EXERCISE AIM: Show all lines that include the string "самое"; copy each one.

Stored records:
════════════════
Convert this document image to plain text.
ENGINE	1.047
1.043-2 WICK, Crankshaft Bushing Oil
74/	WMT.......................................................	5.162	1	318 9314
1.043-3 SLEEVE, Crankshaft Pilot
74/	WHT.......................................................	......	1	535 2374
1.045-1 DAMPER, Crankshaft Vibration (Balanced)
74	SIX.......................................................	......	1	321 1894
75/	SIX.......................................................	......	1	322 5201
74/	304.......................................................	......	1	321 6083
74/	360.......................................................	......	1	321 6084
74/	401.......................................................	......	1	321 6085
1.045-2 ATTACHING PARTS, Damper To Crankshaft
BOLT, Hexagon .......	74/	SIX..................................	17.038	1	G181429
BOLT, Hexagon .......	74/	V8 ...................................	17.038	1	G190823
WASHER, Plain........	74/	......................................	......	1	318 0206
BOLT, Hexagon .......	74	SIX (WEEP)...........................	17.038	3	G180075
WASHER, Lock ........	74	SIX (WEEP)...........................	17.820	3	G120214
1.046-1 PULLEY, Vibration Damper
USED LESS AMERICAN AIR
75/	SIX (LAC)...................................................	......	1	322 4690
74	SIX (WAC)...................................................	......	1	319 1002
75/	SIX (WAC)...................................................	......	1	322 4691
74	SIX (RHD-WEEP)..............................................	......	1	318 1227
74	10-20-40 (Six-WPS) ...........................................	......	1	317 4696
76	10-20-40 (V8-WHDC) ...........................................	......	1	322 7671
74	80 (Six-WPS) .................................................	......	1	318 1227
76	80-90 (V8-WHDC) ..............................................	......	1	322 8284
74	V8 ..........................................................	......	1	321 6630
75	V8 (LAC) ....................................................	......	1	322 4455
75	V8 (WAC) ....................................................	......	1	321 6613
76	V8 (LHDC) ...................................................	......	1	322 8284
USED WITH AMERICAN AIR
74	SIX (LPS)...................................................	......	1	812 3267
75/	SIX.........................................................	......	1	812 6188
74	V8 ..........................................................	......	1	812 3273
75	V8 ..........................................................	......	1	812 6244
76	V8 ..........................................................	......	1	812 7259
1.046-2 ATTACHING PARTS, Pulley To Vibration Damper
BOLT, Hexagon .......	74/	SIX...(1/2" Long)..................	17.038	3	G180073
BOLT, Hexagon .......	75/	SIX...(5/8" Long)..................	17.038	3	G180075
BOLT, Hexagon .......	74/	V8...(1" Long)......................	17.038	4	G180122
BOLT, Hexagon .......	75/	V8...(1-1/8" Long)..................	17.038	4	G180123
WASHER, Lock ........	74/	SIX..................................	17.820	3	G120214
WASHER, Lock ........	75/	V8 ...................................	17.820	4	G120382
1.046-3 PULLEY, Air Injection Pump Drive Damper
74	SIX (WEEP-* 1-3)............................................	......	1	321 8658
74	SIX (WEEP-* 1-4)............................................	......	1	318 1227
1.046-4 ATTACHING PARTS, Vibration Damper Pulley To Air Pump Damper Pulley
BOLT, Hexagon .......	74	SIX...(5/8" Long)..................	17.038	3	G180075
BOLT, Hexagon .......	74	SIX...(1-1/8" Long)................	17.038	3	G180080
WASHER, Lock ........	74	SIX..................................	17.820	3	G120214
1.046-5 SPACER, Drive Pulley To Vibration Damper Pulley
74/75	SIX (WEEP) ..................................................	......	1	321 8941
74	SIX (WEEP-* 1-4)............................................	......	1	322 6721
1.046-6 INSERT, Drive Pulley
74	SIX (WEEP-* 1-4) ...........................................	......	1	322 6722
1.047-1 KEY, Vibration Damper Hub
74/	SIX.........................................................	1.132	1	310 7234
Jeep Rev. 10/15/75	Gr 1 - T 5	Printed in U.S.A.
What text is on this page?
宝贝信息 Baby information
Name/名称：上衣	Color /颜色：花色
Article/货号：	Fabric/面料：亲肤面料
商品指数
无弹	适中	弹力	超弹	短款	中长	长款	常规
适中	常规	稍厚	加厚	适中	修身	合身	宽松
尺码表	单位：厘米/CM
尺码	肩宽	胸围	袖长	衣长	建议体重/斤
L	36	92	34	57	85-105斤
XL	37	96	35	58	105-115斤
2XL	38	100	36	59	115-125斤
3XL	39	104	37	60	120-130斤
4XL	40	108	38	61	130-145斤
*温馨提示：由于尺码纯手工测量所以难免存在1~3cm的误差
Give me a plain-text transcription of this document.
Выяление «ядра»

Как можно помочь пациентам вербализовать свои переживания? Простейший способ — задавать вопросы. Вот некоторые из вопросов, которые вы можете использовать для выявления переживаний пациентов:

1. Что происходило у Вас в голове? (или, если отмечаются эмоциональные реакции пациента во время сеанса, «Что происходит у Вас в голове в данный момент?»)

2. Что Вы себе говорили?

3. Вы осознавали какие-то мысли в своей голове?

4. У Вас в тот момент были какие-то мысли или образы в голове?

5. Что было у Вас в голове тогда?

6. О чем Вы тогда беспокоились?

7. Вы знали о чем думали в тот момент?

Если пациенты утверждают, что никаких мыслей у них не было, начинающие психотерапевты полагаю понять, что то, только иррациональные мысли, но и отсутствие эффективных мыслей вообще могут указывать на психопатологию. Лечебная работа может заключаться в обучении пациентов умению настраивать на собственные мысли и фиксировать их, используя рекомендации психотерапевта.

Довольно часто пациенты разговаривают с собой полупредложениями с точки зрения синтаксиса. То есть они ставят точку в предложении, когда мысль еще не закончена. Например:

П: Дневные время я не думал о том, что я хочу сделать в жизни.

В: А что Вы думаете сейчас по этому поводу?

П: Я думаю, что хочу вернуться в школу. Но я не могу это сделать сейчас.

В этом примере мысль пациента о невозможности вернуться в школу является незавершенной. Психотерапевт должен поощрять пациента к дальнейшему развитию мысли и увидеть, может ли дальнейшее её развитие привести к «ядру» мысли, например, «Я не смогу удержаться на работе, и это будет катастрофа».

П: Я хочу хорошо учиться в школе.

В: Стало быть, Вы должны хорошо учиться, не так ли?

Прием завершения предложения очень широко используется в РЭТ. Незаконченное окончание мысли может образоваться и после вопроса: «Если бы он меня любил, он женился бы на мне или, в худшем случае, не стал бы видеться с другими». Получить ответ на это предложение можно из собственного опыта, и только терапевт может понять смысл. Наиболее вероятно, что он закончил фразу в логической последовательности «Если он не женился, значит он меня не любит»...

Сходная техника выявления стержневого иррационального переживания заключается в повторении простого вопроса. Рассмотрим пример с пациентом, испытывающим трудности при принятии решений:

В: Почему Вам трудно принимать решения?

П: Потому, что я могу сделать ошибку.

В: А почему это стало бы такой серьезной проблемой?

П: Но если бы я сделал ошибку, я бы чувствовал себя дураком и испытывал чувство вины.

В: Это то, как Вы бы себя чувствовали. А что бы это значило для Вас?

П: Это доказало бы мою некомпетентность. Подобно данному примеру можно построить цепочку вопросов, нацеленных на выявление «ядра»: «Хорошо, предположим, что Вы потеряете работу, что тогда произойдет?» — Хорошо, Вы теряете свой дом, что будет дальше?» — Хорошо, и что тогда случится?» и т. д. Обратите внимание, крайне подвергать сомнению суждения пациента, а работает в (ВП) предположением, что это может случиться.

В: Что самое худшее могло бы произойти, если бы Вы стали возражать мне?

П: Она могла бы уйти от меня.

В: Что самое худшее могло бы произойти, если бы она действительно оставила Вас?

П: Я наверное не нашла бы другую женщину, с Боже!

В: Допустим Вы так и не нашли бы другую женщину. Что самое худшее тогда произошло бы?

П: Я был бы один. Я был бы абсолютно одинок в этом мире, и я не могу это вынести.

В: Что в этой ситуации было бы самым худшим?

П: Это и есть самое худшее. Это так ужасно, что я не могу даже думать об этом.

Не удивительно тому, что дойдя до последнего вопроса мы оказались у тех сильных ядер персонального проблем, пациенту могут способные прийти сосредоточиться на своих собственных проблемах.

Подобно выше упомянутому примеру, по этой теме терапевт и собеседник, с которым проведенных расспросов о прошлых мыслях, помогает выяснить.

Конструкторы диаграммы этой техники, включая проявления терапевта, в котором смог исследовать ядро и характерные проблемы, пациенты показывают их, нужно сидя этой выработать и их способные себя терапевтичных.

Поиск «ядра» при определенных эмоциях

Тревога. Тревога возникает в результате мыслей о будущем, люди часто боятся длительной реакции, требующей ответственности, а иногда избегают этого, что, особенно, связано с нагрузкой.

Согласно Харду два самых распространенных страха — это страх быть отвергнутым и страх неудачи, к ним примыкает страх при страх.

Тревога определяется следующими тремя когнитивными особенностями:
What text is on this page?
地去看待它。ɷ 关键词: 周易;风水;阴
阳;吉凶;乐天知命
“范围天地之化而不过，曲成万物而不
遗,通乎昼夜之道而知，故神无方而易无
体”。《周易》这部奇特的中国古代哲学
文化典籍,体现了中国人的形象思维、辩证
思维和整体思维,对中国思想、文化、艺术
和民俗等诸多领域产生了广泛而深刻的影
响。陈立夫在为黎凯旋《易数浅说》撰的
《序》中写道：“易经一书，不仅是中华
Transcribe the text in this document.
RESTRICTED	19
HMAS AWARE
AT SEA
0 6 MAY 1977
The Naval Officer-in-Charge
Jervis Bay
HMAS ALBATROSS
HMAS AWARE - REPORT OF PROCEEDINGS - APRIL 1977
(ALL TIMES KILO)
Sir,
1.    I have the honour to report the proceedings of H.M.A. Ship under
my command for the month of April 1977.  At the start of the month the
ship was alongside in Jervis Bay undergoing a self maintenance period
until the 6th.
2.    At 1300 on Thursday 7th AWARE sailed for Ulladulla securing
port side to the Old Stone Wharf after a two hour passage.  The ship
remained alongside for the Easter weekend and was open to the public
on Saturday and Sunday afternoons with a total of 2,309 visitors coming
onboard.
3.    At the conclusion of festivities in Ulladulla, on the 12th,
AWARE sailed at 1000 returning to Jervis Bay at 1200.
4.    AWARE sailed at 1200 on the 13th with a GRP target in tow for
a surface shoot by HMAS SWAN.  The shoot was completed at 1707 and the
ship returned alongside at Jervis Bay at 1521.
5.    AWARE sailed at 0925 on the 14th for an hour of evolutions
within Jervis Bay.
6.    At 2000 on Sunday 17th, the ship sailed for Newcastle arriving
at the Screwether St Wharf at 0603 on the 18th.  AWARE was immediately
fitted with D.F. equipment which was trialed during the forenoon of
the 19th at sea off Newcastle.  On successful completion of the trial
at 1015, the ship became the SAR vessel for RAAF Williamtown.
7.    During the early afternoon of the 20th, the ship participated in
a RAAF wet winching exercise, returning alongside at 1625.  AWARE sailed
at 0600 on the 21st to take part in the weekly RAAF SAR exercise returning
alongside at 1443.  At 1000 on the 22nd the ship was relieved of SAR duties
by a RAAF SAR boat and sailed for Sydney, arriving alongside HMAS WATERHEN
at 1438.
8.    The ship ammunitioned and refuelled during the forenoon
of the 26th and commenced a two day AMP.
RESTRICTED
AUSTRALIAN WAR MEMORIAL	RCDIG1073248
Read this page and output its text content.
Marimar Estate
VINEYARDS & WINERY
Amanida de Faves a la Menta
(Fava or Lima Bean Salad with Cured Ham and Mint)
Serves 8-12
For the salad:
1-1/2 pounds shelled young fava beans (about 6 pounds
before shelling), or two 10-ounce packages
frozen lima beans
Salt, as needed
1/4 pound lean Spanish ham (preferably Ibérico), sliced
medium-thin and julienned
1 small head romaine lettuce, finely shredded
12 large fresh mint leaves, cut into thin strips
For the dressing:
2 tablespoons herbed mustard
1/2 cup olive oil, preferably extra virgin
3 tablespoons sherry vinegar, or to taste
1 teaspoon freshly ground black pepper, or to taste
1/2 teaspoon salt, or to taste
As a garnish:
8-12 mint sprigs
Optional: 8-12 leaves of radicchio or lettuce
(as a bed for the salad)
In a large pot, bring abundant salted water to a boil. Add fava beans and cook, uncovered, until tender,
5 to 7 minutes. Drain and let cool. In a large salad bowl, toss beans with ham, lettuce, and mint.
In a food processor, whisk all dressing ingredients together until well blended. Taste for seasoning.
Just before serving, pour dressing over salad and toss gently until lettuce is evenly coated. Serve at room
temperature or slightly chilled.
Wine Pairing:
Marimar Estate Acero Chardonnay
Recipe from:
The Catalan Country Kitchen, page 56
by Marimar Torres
════════════════
TASK ANSWER:
В: Что самое худшее могло бы произойти, если бы Вы стали возражать мне?
В: Что самое худшее могло бы произойти, если бы она действительно оставила Вас?
В: Допустим Вы так и не нашли бы другую женщину. Что самое худшее тогда произошло бы?
П: Это и есть самое худшее. Это так ужасно, что я не могу даже думать об этом.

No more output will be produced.